## TASK
Images are not part of the copy; transcribe all the data exactly.

==*==

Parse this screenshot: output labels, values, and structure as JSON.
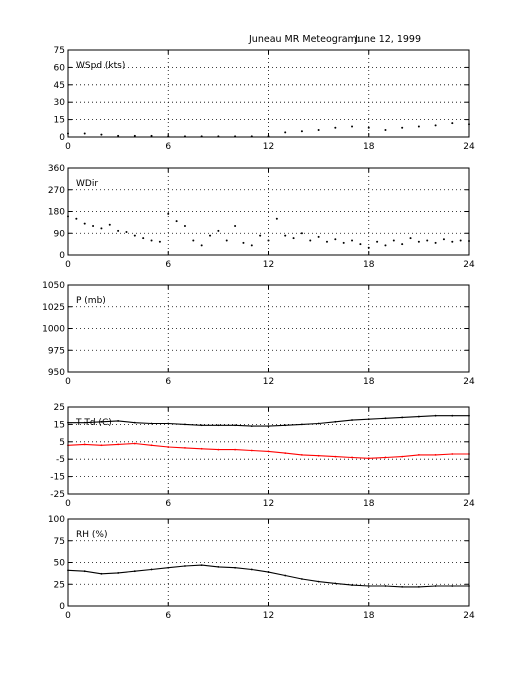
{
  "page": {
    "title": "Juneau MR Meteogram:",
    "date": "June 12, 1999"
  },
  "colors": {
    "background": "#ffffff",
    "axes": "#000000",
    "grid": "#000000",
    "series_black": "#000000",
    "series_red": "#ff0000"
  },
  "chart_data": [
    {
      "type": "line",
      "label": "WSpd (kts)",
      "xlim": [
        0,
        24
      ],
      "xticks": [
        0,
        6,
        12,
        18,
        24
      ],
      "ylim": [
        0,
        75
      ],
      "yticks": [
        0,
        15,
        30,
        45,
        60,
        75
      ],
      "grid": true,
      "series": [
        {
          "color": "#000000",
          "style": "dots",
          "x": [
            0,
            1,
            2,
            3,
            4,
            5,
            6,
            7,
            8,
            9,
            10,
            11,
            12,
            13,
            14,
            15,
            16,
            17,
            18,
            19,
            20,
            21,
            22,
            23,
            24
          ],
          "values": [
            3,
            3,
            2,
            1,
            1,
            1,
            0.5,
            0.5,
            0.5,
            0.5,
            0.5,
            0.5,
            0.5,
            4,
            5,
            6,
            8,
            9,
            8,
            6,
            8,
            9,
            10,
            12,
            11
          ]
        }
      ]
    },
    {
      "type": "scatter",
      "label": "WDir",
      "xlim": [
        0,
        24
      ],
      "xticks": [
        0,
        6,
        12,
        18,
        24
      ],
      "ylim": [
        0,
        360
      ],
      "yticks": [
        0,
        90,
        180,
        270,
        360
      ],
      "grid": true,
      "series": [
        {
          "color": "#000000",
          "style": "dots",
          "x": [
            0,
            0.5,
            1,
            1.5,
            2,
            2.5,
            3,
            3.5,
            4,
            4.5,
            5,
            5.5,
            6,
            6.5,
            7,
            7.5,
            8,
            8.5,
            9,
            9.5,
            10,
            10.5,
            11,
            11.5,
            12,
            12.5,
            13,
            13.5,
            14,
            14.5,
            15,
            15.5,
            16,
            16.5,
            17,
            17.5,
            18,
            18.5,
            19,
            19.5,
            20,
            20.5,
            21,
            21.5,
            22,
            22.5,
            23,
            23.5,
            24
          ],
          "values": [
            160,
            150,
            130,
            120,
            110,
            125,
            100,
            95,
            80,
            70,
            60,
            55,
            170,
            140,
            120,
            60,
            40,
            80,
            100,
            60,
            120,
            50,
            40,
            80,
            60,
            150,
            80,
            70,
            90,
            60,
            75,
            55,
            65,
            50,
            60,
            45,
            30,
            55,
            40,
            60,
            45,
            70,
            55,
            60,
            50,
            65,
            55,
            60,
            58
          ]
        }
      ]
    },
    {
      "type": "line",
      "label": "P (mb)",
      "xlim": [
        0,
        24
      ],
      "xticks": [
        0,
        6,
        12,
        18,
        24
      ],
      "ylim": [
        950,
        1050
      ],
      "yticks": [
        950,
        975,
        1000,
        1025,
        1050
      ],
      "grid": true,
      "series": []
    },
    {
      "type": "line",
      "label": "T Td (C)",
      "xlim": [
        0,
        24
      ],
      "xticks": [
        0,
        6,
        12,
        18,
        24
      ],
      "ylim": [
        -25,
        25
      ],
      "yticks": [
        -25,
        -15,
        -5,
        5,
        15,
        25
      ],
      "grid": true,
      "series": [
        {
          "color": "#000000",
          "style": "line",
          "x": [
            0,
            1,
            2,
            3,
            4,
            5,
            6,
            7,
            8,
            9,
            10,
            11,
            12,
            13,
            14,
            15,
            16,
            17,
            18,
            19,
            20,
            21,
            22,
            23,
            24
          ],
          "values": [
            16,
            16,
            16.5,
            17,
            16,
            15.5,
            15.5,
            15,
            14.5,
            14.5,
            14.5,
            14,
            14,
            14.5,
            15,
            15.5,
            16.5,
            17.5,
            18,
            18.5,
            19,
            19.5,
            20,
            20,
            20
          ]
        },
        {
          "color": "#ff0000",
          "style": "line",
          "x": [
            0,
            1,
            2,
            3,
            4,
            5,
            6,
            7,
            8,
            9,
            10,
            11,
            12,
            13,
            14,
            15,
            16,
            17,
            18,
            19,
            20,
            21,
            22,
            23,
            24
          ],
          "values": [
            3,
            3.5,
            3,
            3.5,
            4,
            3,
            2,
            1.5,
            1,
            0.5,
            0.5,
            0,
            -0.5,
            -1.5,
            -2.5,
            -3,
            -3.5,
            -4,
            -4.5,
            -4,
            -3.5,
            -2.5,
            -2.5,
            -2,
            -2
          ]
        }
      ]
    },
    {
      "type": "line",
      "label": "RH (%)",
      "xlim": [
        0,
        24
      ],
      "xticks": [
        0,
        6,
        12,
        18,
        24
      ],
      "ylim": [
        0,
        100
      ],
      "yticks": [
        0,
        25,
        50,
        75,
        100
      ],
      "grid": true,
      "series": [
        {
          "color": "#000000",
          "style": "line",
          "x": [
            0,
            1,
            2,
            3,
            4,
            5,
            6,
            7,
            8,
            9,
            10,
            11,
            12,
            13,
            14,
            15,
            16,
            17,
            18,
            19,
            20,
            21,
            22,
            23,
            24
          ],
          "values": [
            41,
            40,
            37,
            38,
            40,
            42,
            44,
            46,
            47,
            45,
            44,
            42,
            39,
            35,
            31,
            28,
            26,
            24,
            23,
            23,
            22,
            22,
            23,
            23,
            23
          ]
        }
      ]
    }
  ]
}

==*==

## RESULT OF THE TASK
Parse this screenshot: output labels, values, and structure as JSON.
{
  "page": {
    "title": "Juneau MR Meteogram:",
    "date": "June 12, 1999"
  },
  "colors": {
    "background": "#ffffff",
    "axes": "#000000",
    "grid": "#000000",
    "series_black": "#000000",
    "series_red": "#ff0000"
  },
  "chart_data": [
    {
      "type": "line",
      "label": "WSpd (kts)",
      "xlim": [
        0,
        24
      ],
      "xticks": [
        0,
        6,
        12,
        18,
        24
      ],
      "ylim": [
        0,
        75
      ],
      "yticks": [
        0,
        15,
        30,
        45,
        60,
        75
      ],
      "grid": true,
      "series": [
        {
          "color": "#000000",
          "style": "dots",
          "x": [
            0,
            1,
            2,
            3,
            4,
            5,
            6,
            7,
            8,
            9,
            10,
            11,
            12,
            13,
            14,
            15,
            16,
            17,
            18,
            19,
            20,
            21,
            22,
            23,
            24
          ],
          "values": [
            3,
            3,
            2,
            1,
            1,
            1,
            0.5,
            0.5,
            0.5,
            0.5,
            0.5,
            0.5,
            0.5,
            4,
            5,
            6,
            8,
            9,
            8,
            6,
            8,
            9,
            10,
            12,
            11
          ]
        }
      ]
    },
    {
      "type": "scatter",
      "label": "WDir",
      "xlim": [
        0,
        24
      ],
      "xticks": [
        0,
        6,
        12,
        18,
        24
      ],
      "ylim": [
        0,
        360
      ],
      "yticks": [
        0,
        90,
        180,
        270,
        360
      ],
      "grid": true,
      "series": [
        {
          "color": "#000000",
          "style": "dots",
          "x": [
            0,
            0.5,
            1,
            1.5,
            2,
            2.5,
            3,
            3.5,
            4,
            4.5,
            5,
            5.5,
            6,
            6.5,
            7,
            7.5,
            8,
            8.5,
            9,
            9.5,
            10,
            10.5,
            11,
            11.5,
            12,
            12.5,
            13,
            13.5,
            14,
            14.5,
            15,
            15.5,
            16,
            16.5,
            17,
            17.5,
            18,
            18.5,
            19,
            19.5,
            20,
            20.5,
            21,
            21.5,
            22,
            22.5,
            23,
            23.5,
            24
          ],
          "values": [
            160,
            150,
            130,
            120,
            110,
            125,
            100,
            95,
            80,
            70,
            60,
            55,
            170,
            140,
            120,
            60,
            40,
            80,
            100,
            60,
            120,
            50,
            40,
            80,
            60,
            150,
            80,
            70,
            90,
            60,
            75,
            55,
            65,
            50,
            60,
            45,
            30,
            55,
            40,
            60,
            45,
            70,
            55,
            60,
            50,
            65,
            55,
            60,
            58
          ]
        }
      ]
    },
    {
      "type": "line",
      "label": "P (mb)",
      "xlim": [
        0,
        24
      ],
      "xticks": [
        0,
        6,
        12,
        18,
        24
      ],
      "ylim": [
        950,
        1050
      ],
      "yticks": [
        950,
        975,
        1000,
        1025,
        1050
      ],
      "grid": true,
      "series": []
    },
    {
      "type": "line",
      "label": "T Td (C)",
      "xlim": [
        0,
        24
      ],
      "xticks": [
        0,
        6,
        12,
        18,
        24
      ],
      "ylim": [
        -25,
        25
      ],
      "yticks": [
        -25,
        -15,
        -5,
        5,
        15,
        25
      ],
      "grid": true,
      "series": [
        {
          "color": "#000000",
          "style": "line",
          "x": [
            0,
            1,
            2,
            3,
            4,
            5,
            6,
            7,
            8,
            9,
            10,
            11,
            12,
            13,
            14,
            15,
            16,
            17,
            18,
            19,
            20,
            21,
            22,
            23,
            24
          ],
          "values": [
            16,
            16,
            16.5,
            17,
            16,
            15.5,
            15.5,
            15,
            14.5,
            14.5,
            14.5,
            14,
            14,
            14.5,
            15,
            15.5,
            16.5,
            17.5,
            18,
            18.5,
            19,
            19.5,
            20,
            20,
            20
          ]
        },
        {
          "color": "#ff0000",
          "style": "line",
          "x": [
            0,
            1,
            2,
            3,
            4,
            5,
            6,
            7,
            8,
            9,
            10,
            11,
            12,
            13,
            14,
            15,
            16,
            17,
            18,
            19,
            20,
            21,
            22,
            23,
            24
          ],
          "values": [
            3,
            3.5,
            3,
            3.5,
            4,
            3,
            2,
            1.5,
            1,
            0.5,
            0.5,
            0,
            -0.5,
            -1.5,
            -2.5,
            -3,
            -3.5,
            -4,
            -4.5,
            -4,
            -3.5,
            -2.5,
            -2.5,
            -2,
            -2
          ]
        }
      ]
    },
    {
      "type": "line",
      "label": "RH (%)",
      "xlim": [
        0,
        24
      ],
      "xticks": [
        0,
        6,
        12,
        18,
        24
      ],
      "ylim": [
        0,
        100
      ],
      "yticks": [
        0,
        25,
        50,
        75,
        100
      ],
      "grid": true,
      "series": [
        {
          "color": "#000000",
          "style": "line",
          "x": [
            0,
            1,
            2,
            3,
            4,
            5,
            6,
            7,
            8,
            9,
            10,
            11,
            12,
            13,
            14,
            15,
            16,
            17,
            18,
            19,
            20,
            21,
            22,
            23,
            24
          ],
          "values": [
            41,
            40,
            37,
            38,
            40,
            42,
            44,
            46,
            47,
            45,
            44,
            42,
            39,
            35,
            31,
            28,
            26,
            24,
            23,
            23,
            22,
            22,
            23,
            23,
            23
          ]
        }
      ]
    }
  ]
}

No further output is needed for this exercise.